Sunting baris catatan dari awal sampai dengan baris yang memuat "bios-setup-screenshot: BIOS SETUP" dengan mengganti "RTC Alarm" menjadi "RTC Timer", dan biarkan bagian lainnya tetap sama.

***

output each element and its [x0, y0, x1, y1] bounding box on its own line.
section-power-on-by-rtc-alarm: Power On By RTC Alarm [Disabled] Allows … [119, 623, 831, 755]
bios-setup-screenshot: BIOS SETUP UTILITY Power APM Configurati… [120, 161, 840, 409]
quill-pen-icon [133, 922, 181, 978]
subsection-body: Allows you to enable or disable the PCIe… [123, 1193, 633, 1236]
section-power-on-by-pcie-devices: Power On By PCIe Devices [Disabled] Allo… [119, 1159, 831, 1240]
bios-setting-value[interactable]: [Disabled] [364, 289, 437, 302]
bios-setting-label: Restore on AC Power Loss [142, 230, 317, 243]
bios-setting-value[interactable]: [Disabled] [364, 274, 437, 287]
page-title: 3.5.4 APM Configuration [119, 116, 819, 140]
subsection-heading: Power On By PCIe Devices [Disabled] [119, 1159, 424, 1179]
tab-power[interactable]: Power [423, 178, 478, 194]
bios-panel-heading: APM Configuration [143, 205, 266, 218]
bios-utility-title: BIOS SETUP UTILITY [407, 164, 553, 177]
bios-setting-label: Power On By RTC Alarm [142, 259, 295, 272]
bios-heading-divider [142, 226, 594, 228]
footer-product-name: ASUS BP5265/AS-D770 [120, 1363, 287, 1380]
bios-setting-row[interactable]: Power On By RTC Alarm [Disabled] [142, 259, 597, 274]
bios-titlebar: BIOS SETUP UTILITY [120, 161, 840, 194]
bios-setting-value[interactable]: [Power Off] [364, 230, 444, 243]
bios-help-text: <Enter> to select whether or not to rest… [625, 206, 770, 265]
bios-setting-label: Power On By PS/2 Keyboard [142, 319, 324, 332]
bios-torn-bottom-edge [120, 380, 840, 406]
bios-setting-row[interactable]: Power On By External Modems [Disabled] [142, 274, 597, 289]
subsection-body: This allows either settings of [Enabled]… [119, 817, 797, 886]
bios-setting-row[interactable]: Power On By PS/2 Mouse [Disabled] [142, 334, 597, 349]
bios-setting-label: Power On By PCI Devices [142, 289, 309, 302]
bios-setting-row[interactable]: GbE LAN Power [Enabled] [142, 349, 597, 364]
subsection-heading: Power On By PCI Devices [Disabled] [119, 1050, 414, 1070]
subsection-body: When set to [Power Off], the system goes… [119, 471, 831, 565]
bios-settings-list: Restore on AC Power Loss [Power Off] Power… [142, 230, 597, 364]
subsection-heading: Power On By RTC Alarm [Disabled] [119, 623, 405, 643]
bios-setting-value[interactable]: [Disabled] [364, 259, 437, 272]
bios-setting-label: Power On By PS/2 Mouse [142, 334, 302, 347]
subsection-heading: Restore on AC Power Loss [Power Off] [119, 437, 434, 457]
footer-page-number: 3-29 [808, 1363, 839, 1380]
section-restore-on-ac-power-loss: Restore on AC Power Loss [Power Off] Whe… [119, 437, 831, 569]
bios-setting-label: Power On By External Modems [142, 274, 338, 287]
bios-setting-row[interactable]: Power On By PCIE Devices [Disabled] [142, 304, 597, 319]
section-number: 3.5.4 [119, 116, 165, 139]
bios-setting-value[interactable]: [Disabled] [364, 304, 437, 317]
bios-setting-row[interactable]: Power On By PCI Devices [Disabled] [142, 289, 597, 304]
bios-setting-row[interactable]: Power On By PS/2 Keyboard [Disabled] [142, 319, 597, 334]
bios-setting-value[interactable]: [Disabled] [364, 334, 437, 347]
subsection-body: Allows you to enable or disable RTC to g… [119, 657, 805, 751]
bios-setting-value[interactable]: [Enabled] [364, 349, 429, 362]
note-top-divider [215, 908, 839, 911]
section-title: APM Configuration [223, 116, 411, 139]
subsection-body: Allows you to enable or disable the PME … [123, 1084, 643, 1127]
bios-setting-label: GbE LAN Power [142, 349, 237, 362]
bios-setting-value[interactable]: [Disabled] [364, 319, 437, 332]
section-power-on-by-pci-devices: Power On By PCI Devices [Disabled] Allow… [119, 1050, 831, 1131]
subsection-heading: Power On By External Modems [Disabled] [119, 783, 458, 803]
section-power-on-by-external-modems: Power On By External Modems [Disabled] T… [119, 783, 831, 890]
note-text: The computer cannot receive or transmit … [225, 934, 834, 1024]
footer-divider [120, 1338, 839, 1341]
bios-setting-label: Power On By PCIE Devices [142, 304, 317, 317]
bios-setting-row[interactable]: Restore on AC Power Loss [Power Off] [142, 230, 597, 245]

***

◆ LATIHAN SELESAI
output each element and its [x0, y0, x1, y1] bounding box on its own line.
section-power-on-by-rtc-alarm: Power On By RTC Timer [Disabled] Allows … [119, 623, 831, 755]
bios-setup-screenshot: BIOS SETUP UTILITY Power APM Configurati… [120, 161, 840, 409]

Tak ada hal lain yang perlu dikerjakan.